━━━━━ Material provided ━━━━━
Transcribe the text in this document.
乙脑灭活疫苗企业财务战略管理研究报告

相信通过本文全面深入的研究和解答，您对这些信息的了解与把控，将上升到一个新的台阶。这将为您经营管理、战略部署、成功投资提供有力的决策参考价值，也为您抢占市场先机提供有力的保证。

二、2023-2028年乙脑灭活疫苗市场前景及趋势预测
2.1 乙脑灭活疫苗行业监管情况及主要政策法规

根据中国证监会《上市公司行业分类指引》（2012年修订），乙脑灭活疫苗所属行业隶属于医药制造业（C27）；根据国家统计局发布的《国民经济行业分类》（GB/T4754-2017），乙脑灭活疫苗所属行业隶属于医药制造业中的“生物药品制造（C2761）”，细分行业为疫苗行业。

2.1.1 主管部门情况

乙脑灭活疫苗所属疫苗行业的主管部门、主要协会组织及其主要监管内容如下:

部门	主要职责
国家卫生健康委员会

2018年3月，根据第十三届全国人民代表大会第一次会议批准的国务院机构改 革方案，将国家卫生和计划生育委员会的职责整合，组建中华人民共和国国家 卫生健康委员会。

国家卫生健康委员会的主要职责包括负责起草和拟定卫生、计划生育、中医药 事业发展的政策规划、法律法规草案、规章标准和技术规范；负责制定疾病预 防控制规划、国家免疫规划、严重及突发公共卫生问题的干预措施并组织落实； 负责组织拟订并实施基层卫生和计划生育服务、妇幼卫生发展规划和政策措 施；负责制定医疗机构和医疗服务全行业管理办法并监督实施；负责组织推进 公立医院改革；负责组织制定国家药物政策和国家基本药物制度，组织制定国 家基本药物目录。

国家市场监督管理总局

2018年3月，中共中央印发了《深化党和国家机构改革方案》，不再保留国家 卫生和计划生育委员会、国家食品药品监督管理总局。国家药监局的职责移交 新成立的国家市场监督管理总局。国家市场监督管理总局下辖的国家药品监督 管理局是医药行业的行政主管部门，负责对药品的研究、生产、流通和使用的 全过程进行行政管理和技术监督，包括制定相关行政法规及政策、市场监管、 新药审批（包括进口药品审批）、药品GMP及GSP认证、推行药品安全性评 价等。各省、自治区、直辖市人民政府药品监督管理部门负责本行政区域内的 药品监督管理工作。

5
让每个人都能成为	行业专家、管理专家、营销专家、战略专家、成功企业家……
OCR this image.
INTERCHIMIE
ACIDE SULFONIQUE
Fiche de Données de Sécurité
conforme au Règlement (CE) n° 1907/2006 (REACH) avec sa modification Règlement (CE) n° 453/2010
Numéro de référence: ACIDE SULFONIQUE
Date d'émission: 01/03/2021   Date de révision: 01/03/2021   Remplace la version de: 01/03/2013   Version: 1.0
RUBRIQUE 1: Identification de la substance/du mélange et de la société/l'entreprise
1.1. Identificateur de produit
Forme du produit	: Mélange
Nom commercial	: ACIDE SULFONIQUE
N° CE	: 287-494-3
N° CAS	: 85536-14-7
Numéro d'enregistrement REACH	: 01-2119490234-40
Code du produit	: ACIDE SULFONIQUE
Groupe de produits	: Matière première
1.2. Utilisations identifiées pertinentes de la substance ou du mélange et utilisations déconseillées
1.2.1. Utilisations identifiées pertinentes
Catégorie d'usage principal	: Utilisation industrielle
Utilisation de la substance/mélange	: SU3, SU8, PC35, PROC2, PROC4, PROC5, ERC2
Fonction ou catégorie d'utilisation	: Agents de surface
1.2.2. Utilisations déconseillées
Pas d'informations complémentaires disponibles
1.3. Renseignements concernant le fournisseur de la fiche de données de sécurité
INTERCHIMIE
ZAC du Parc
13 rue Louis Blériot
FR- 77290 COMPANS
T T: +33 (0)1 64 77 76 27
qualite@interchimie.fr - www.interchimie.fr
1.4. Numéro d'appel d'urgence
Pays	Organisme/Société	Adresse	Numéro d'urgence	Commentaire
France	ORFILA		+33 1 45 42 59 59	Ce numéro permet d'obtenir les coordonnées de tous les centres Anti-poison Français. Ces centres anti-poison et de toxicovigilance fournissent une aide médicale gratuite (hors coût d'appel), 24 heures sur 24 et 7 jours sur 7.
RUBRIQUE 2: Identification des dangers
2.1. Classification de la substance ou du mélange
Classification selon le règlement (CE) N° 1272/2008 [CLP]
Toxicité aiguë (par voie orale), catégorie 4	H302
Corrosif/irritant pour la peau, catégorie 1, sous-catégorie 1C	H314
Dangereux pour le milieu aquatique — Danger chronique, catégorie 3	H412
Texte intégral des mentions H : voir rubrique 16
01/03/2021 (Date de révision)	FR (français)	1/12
━━━━━
Request:
Return each line in the records that holds the string "identifiées".

Task output:
1.2. Utilisations identifiées pertinentes de la substance ou du mélange et utilisations déconseillées
1.2.1. Utilisations identifiées pertinentes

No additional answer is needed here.